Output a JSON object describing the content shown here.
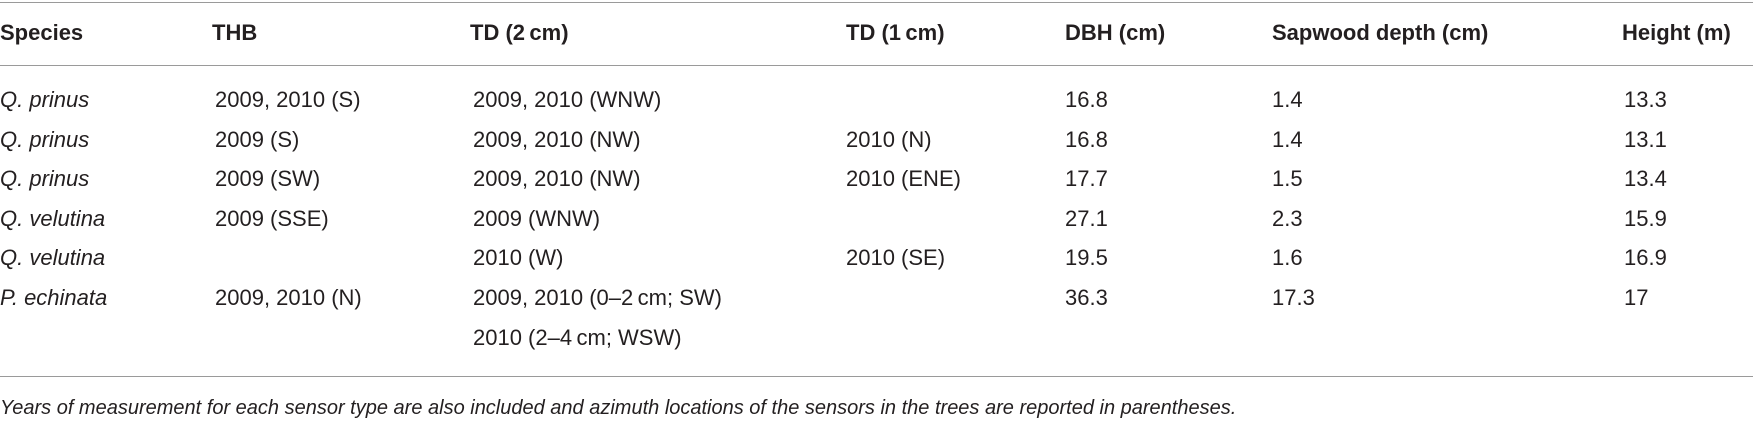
{
  "table": {
    "header": [
      "Species",
      "THB",
      "TD (2 cm)",
      "TD (1 cm)",
      "DBH (cm)",
      "Sapwood depth (cm)",
      "Height (m)"
    ],
    "rows": [
      [
        "Q. prinus",
        "2009, 2010 (S)",
        [
          "2009, 2010 (WNW)"
        ],
        null,
        "16.8",
        "1.4",
        "13.3"
      ],
      [
        "Q. prinus",
        "2009 (S)",
        [
          "2009, 2010 (NW)"
        ],
        "2010 (N)",
        "16.8",
        "1.4",
        "13.1"
      ],
      [
        "Q. prinus",
        "2009 (SW)",
        [
          "2009, 2010 (NW)"
        ],
        "2010 (ENE)",
        "17.7",
        "1.5",
        "13.4"
      ],
      [
        "Q. velutina",
        "2009 (SSE)",
        [
          "2009 (WNW)"
        ],
        null,
        "27.1",
        "2.3",
        "15.9"
      ],
      [
        "Q. velutina",
        null,
        [
          "2010 (W)"
        ],
        "2010 (SE)",
        "19.5",
        "1.6",
        "16.9"
      ],
      [
        "P. echinata",
        "2009, 2010 (N)",
        [
          "2009, 2010 (0–2 cm; SW)",
          "2010 (2–4 cm; WSW)"
        ],
        null,
        "36.3",
        "17.3",
        "17"
      ]
    ],
    "footnote": "Years of measurement for each sensor type are also included and azimuth locations of the sensors in the trees are reported in parentheses."
  }
}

**PROBLEM TO WORK ON:**
Each entry should be repeated exactly as it appears; the pictures stay out.

**RESPONSE BELOW:**
Output a JSON object describing the content shown here.
{
  "table": {
    "header": [
      "Species",
      "THB",
      "TD (2 cm)",
      "TD (1 cm)",
      "DBH (cm)",
      "Sapwood depth (cm)",
      "Height (m)"
    ],
    "rows": [
      [
        "Q. prinus",
        "2009, 2010 (S)",
        [
          "2009, 2010 (WNW)"
        ],
        null,
        "16.8",
        "1.4",
        "13.3"
      ],
      [
        "Q. prinus",
        "2009 (S)",
        [
          "2009, 2010 (NW)"
        ],
        "2010 (N)",
        "16.8",
        "1.4",
        "13.1"
      ],
      [
        "Q. prinus",
        "2009 (SW)",
        [
          "2009, 2010 (NW)"
        ],
        "2010 (ENE)",
        "17.7",
        "1.5",
        "13.4"
      ],
      [
        "Q. velutina",
        "2009 (SSE)",
        [
          "2009 (WNW)"
        ],
        null,
        "27.1",
        "2.3",
        "15.9"
      ],
      [
        "Q. velutina",
        null,
        [
          "2010 (W)"
        ],
        "2010 (SE)",
        "19.5",
        "1.6",
        "16.9"
      ],
      [
        "P. echinata",
        "2009, 2010 (N)",
        [
          "2009, 2010 (0–2 cm; SW)",
          "2010 (2–4 cm; WSW)"
        ],
        null,
        "36.3",
        "17.3",
        "17"
      ]
    ],
    "footnote": "Years of measurement for each sensor type are also included and azimuth locations of the sensors in the trees are reported in parentheses."
  }
}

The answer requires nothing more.